> Short problem: Look below and pull out each line with the word "document".

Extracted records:
'''

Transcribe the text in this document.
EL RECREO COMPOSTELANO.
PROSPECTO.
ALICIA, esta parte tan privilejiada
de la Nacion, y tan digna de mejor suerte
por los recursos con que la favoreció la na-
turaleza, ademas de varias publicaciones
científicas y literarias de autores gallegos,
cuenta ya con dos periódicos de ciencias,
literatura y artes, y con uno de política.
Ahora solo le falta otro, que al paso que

'''
'''

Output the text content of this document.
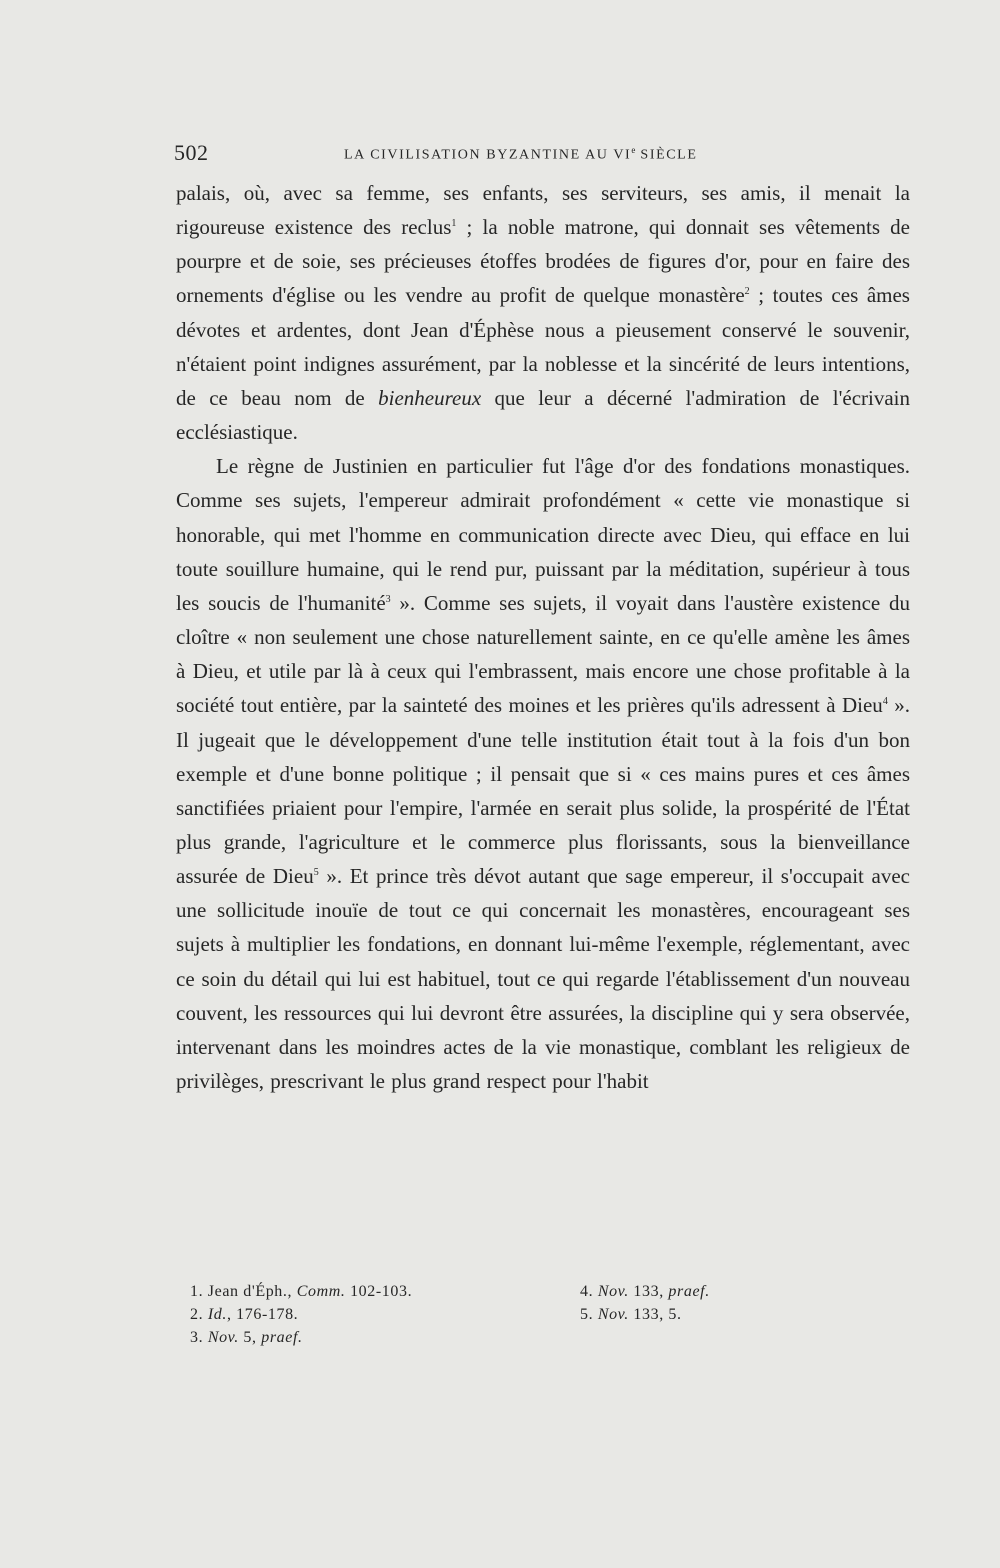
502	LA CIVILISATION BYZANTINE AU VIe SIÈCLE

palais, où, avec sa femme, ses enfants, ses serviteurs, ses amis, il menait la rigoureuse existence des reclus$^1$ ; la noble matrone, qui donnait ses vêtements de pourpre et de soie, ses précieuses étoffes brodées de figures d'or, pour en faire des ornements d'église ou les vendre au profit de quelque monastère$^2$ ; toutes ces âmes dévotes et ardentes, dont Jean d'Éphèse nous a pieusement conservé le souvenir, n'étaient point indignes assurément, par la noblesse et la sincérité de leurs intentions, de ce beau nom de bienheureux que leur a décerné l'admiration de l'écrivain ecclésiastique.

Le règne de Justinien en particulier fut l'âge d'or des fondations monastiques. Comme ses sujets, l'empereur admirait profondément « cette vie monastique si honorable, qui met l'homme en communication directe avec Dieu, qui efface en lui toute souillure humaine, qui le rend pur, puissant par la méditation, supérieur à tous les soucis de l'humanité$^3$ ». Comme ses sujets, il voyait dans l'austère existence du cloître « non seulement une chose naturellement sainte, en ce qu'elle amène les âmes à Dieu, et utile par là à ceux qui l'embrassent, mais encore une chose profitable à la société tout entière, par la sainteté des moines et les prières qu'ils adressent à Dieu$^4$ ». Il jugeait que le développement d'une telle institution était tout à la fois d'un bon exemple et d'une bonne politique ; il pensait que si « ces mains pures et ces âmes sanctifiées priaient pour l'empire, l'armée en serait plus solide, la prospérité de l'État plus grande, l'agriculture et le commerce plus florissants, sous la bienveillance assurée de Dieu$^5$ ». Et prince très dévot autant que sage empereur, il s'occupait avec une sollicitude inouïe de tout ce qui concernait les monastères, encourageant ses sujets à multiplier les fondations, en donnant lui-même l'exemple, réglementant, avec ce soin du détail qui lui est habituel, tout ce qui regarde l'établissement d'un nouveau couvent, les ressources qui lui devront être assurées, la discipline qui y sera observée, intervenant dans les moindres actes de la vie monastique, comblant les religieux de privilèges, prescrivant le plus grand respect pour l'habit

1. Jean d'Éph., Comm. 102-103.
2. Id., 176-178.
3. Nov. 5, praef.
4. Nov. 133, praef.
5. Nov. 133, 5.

'''

> Correct output:
Transcribe the text in this document.
Output the text content of this document.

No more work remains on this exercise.